PROBLEM TO SOLVE:
Every line containing the word "down" needs to be found and copied.

INFORMATION GIVEN:
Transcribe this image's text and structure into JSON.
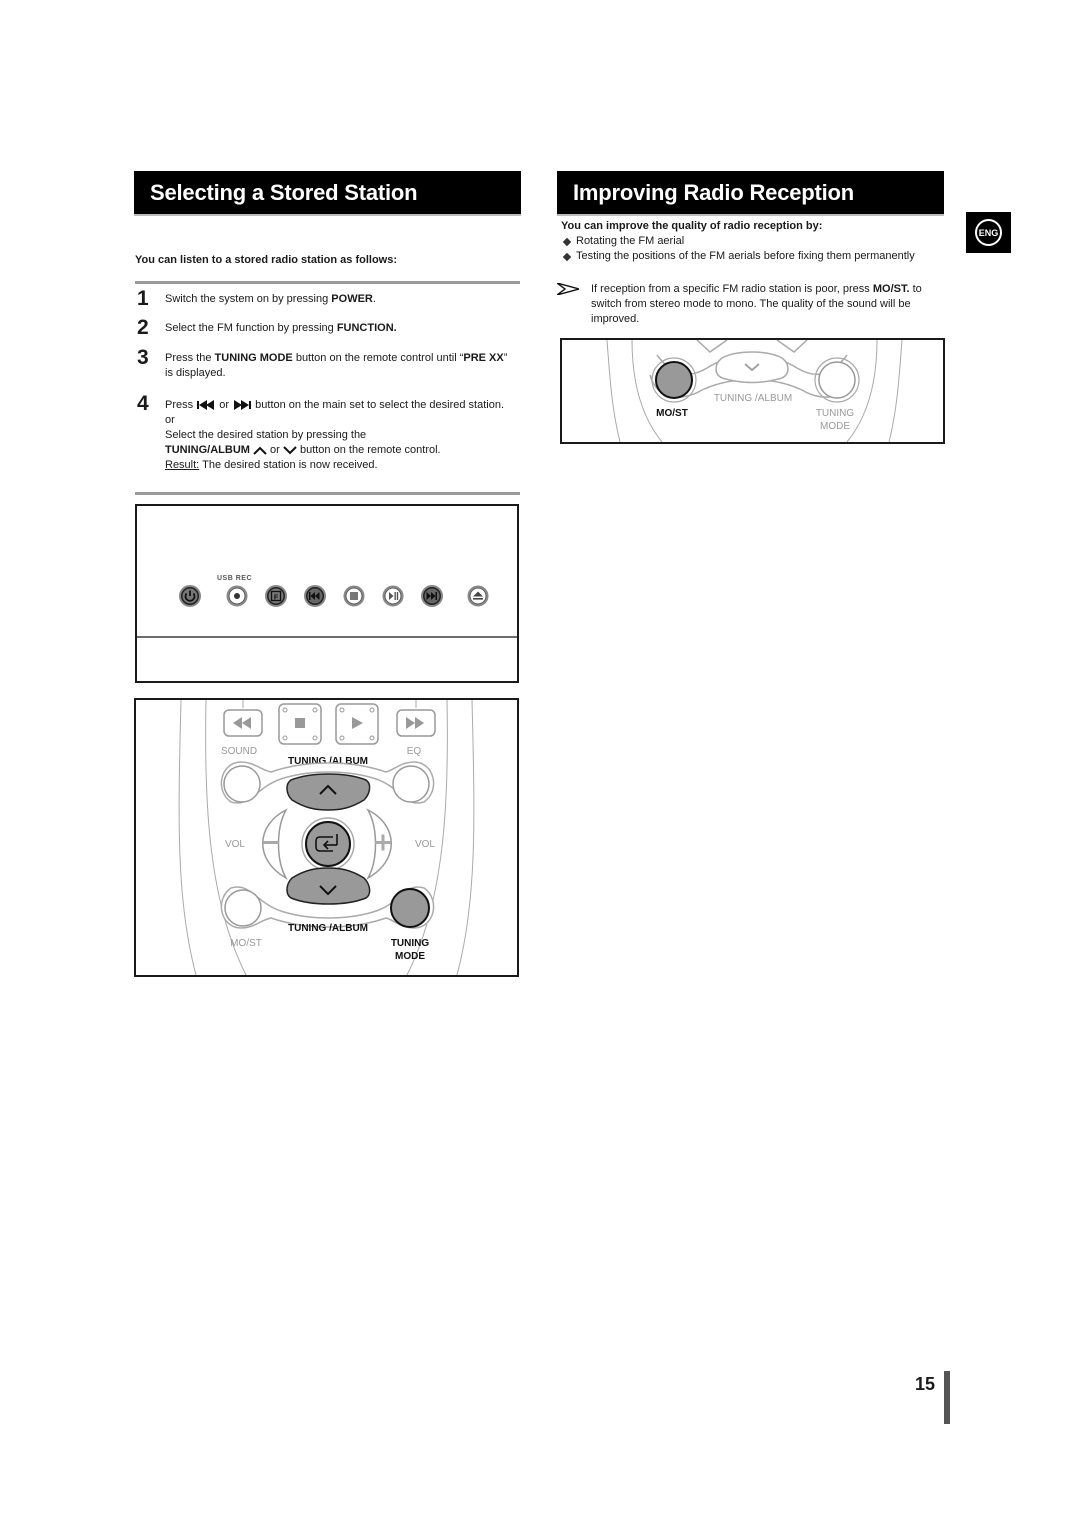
{
  "left": {
    "title": "Selecting a Stored Station",
    "intro": "You can listen to a stored radio station as follows:",
    "steps": [
      {
        "num": "1",
        "pre": "Switch the system on by pressing ",
        "bold": "POWER",
        "post": "."
      },
      {
        "num": "2",
        "pre": "Select the FM function by pressing ",
        "bold": "FUNCTION.",
        "post": ""
      },
      {
        "num": "3",
        "pre": "Press the ",
        "bold": "TUNING MODE",
        "mid": " button on the remote control  until “",
        "bold2": "PRE XX",
        "post": "” is displayed."
      },
      {
        "num": "4",
        "line1_pre": "Press ",
        "line1_or": " or ",
        "line1_post": " button on the main set to select the desired station. or",
        "line2": "Select the desired station by pressing the",
        "line3_bold": "TUNING/ALBUM",
        "line3_or": " or ",
        "line3_post": " button on the remote control.",
        "result_label": "Result:",
        "result_text": " The desired station is now received."
      }
    ]
  },
  "main_set": {
    "usb_rec_label": "USB REC",
    "buttons": [
      "power-icon",
      "record-icon",
      "function-icon",
      "skip-back-icon",
      "stop-icon",
      "play-pause-icon",
      "skip-forward-icon",
      "eject-icon"
    ],
    "function_glyph": "F"
  },
  "remote": {
    "sound": "SOUND",
    "eq": "EQ",
    "tuning_album_top": "TUNING /ALBUM",
    "tuning_album_bottom": "TUNING /ALBUM",
    "vol_left": "VOL",
    "vol_right": "VOL",
    "most": "MO/ST",
    "tuning": "TUNING",
    "mode": "MODE"
  },
  "right": {
    "title": "Improving Radio Reception",
    "intro": "You can improve the quality of radio reception by:",
    "bullets": [
      "Rotating the FM aerial",
      "Testing the positions of the FM aerials before fixing them permanently"
    ],
    "note_pre": "If reception from a specific FM radio station is poor, press ",
    "note_bold": "MO/ST.",
    "note_post": " to switch from stereo mode to mono. The quality of the sound will be improved.",
    "remote_detail": {
      "most": "MO/ST",
      "tuning_album": "TUNING /ALBUM",
      "tuning": "TUNING",
      "mode": "MODE"
    }
  },
  "badge": {
    "lang": "ENG"
  },
  "page_number": "15"
}
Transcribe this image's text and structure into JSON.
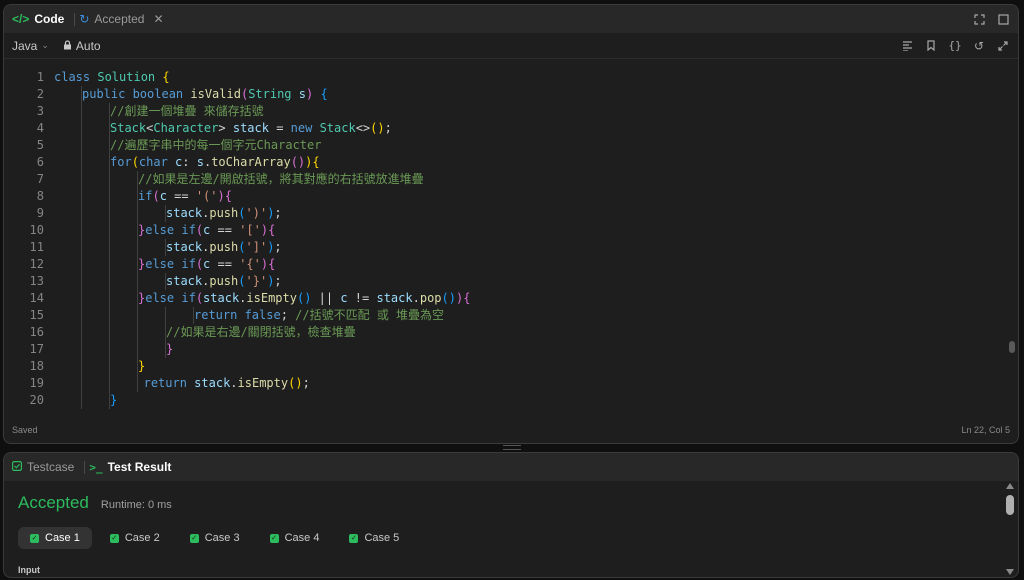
{
  "code_panel": {
    "tab_code": "Code",
    "tab_accepted": "Accepted",
    "language": "Java",
    "auto": "Auto",
    "saved": "Saved",
    "cursor": "Ln 22, Col 5"
  },
  "editor": {
    "lines": [
      {
        "n": "1",
        "indent": 0,
        "tokens": [
          [
            "kw",
            "class "
          ],
          [
            "ty",
            "Solution "
          ],
          [
            "br1",
            "{"
          ]
        ]
      },
      {
        "n": "2",
        "indent": 1,
        "tokens": [
          [
            "kw",
            "public boolean "
          ],
          [
            "fn",
            "isValid"
          ],
          [
            "br2",
            "("
          ],
          [
            "ty",
            "String "
          ],
          [
            "vr",
            "s"
          ],
          [
            "br2",
            ")"
          ],
          [
            "pc",
            " "
          ],
          [
            "br3",
            "{"
          ]
        ]
      },
      {
        "n": "3",
        "indent": 2,
        "tokens": [
          [
            "cm",
            "//創建一個堆疊 來儲存括號"
          ]
        ]
      },
      {
        "n": "4",
        "indent": 2,
        "tokens": [
          [
            "ty",
            "Stack"
          ],
          [
            "pc",
            "<"
          ],
          [
            "ty",
            "Character"
          ],
          [
            "pc",
            "> "
          ],
          [
            "vr",
            "stack"
          ],
          [
            "pc",
            " = "
          ],
          [
            "kw",
            "new "
          ],
          [
            "ty",
            "Stack"
          ],
          [
            "pc",
            "<>"
          ],
          [
            "br1",
            "()"
          ],
          [
            "pc",
            ";"
          ]
        ]
      },
      {
        "n": "5",
        "indent": 2,
        "tokens": [
          [
            "cm",
            "//遍歷字串中的每一個字元Character"
          ]
        ]
      },
      {
        "n": "6",
        "indent": 2,
        "tokens": [
          [
            "kw",
            "for"
          ],
          [
            "br1",
            "("
          ],
          [
            "kw",
            "char "
          ],
          [
            "vr",
            "c"
          ],
          [
            "pc",
            ": "
          ],
          [
            "vr",
            "s"
          ],
          [
            "pc",
            "."
          ],
          [
            "fn",
            "toCharArray"
          ],
          [
            "br2",
            "()"
          ],
          [
            "br1",
            ")"
          ],
          [
            "br1",
            "{"
          ]
        ]
      },
      {
        "n": "7",
        "indent": 3,
        "tokens": [
          [
            "cm",
            "//如果是左邊/開啟括號，將其對應的右括號放進堆疊"
          ]
        ]
      },
      {
        "n": "8",
        "indent": 3,
        "tokens": [
          [
            "kw",
            "if"
          ],
          [
            "br2",
            "("
          ],
          [
            "vr",
            "c"
          ],
          [
            "pc",
            " == "
          ],
          [
            "st",
            "'('"
          ],
          [
            "br2",
            ")"
          ],
          [
            "br2",
            "{"
          ]
        ]
      },
      {
        "n": "9",
        "indent": 4,
        "tokens": [
          [
            "vr",
            "stack"
          ],
          [
            "pc",
            "."
          ],
          [
            "fn",
            "push"
          ],
          [
            "br3",
            "("
          ],
          [
            "st",
            "')'"
          ],
          [
            "br3",
            ")"
          ],
          [
            "pc",
            ";"
          ]
        ]
      },
      {
        "n": "10",
        "indent": 3,
        "tokens": [
          [
            "br2",
            "}"
          ],
          [
            "kw",
            "else if"
          ],
          [
            "br2",
            "("
          ],
          [
            "vr",
            "c"
          ],
          [
            "pc",
            " == "
          ],
          [
            "st",
            "'['"
          ],
          [
            "br2",
            ")"
          ],
          [
            "br2",
            "{"
          ]
        ]
      },
      {
        "n": "11",
        "indent": 4,
        "tokens": [
          [
            "vr",
            "stack"
          ],
          [
            "pc",
            "."
          ],
          [
            "fn",
            "push"
          ],
          [
            "br3",
            "("
          ],
          [
            "st",
            "']'"
          ],
          [
            "br3",
            ")"
          ],
          [
            "pc",
            ";"
          ]
        ]
      },
      {
        "n": "12",
        "indent": 3,
        "tokens": [
          [
            "br2",
            "}"
          ],
          [
            "kw",
            "else if"
          ],
          [
            "br2",
            "("
          ],
          [
            "vr",
            "c"
          ],
          [
            "pc",
            " == "
          ],
          [
            "st",
            "'{'"
          ],
          [
            "br2",
            ")"
          ],
          [
            "br2",
            "{"
          ]
        ]
      },
      {
        "n": "13",
        "indent": 4,
        "tokens": [
          [
            "vr",
            "stack"
          ],
          [
            "pc",
            "."
          ],
          [
            "fn",
            "push"
          ],
          [
            "br3",
            "("
          ],
          [
            "st",
            "'}'"
          ],
          [
            "br3",
            ")"
          ],
          [
            "pc",
            ";"
          ]
        ]
      },
      {
        "n": "14",
        "indent": 3,
        "tokens": [
          [
            "br2",
            "}"
          ],
          [
            "kw",
            "else if"
          ],
          [
            "br2",
            "("
          ],
          [
            "vr",
            "stack"
          ],
          [
            "pc",
            "."
          ],
          [
            "fn",
            "isEmpty"
          ],
          [
            "br3",
            "()"
          ],
          [
            "pc",
            " || "
          ],
          [
            "vr",
            "c"
          ],
          [
            "pc",
            " != "
          ],
          [
            "vr",
            "stack"
          ],
          [
            "pc",
            "."
          ],
          [
            "fn",
            "pop"
          ],
          [
            "br3",
            "()"
          ],
          [
            "br2",
            ")"
          ],
          [
            "br2",
            "{"
          ]
        ]
      },
      {
        "n": "15",
        "indent": 5,
        "tokens": [
          [
            "kw",
            "return false"
          ],
          [
            "pc",
            "; "
          ],
          [
            "cm",
            "//括號不匹配 或 堆疊為空"
          ]
        ]
      },
      {
        "n": "16",
        "indent": 4,
        "tokens": [
          [
            "cm",
            "//如果是右邊/關閉括號，檢查堆疊"
          ]
        ]
      },
      {
        "n": "17",
        "indent": 4,
        "tokens": [
          [
            "br2",
            "}"
          ]
        ]
      },
      {
        "n": "18",
        "indent": 3,
        "tokens": [
          [
            "br1",
            "}"
          ]
        ]
      },
      {
        "n": "19",
        "indent": 3.2,
        "tokens": [
          [
            "kw",
            "return "
          ],
          [
            "vr",
            "stack"
          ],
          [
            "pc",
            "."
          ],
          [
            "fn",
            "isEmpty"
          ],
          [
            "br1",
            "()"
          ],
          [
            "pc",
            ";"
          ]
        ]
      },
      {
        "n": "20",
        "indent": 2,
        "tokens": [
          [
            "br3",
            "}"
          ]
        ]
      }
    ]
  },
  "result_panel": {
    "tab_testcase": "Testcase",
    "tab_result": "Test Result",
    "status": "Accepted",
    "runtime": "Runtime: 0 ms",
    "cases": [
      "Case 1",
      "Case 2",
      "Case 3",
      "Case 4",
      "Case 5"
    ],
    "input_label": "Input"
  },
  "colors": {
    "accepted": "#2cbb5d",
    "keyword": "#569cd6",
    "type": "#4ec9b0",
    "comment": "#6a9955"
  },
  "icons": [
    "code-icon",
    "history-icon",
    "close-icon",
    "fullscreen-icon",
    "maximize-icon",
    "chevron-down-icon",
    "lock-icon",
    "format-icon",
    "bookmark-icon",
    "braces-icon",
    "reset-icon",
    "expand-icon",
    "checkbox-icon",
    "terminal-icon",
    "check-icon"
  ]
}
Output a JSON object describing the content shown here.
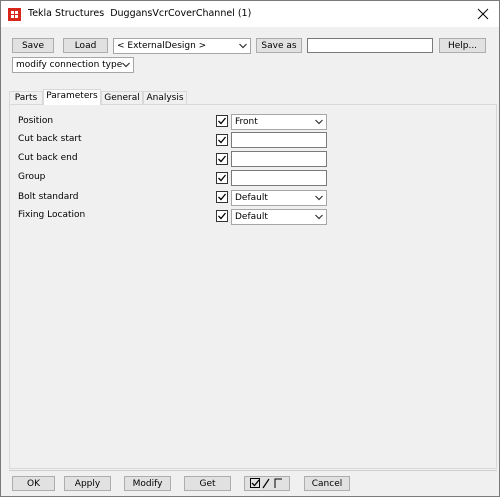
{
  "window": {
    "title": "Tekla Structures  DuggansVcrCoverChannel (1)"
  },
  "toolbar": {
    "save_label": "Save",
    "load_label": "Load",
    "preset_value": "< ExternalDesign >",
    "saveas_label": "Save as",
    "saveas_value": "",
    "help_label": "Help...",
    "mode_value": "modify connection type"
  },
  "tabs": [
    {
      "label": "Parts"
    },
    {
      "label": "Parameters"
    },
    {
      "label": "General"
    },
    {
      "label": "Analysis"
    }
  ],
  "parameters": {
    "position": {
      "label": "Position",
      "value": "Front",
      "checked": true
    },
    "cut_back_start": {
      "label": "Cut back start",
      "value": "",
      "checked": true
    },
    "cut_back_end": {
      "label": "Cut back end",
      "value": "",
      "checked": true
    },
    "group": {
      "label": "Group",
      "value": "",
      "checked": true
    },
    "bolt_standard": {
      "label": "Bolt standard",
      "value": "Default",
      "checked": true
    },
    "fixing_location": {
      "label": "Fixing Location",
      "value": "Default",
      "checked": true
    }
  },
  "footer": {
    "ok_label": "OK",
    "apply_label": "Apply",
    "modify_label": "Modify",
    "get_label": "Get",
    "cancel_label": "Cancel"
  },
  "icons": {
    "app": "tekla-app-icon",
    "close": "close-icon",
    "dropdown": "chevron-down-icon",
    "checkbox": "checkbox-checked-icon",
    "toggle": "check-toggle-icon"
  },
  "colors": {
    "window_bg": "#f0f0f0",
    "titlebar_bg": "#ffffff",
    "app_icon_red": "#d9261c"
  }
}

REPLY:
    "chevron-down-icon",
    "dropdown": "chevron-down-icon",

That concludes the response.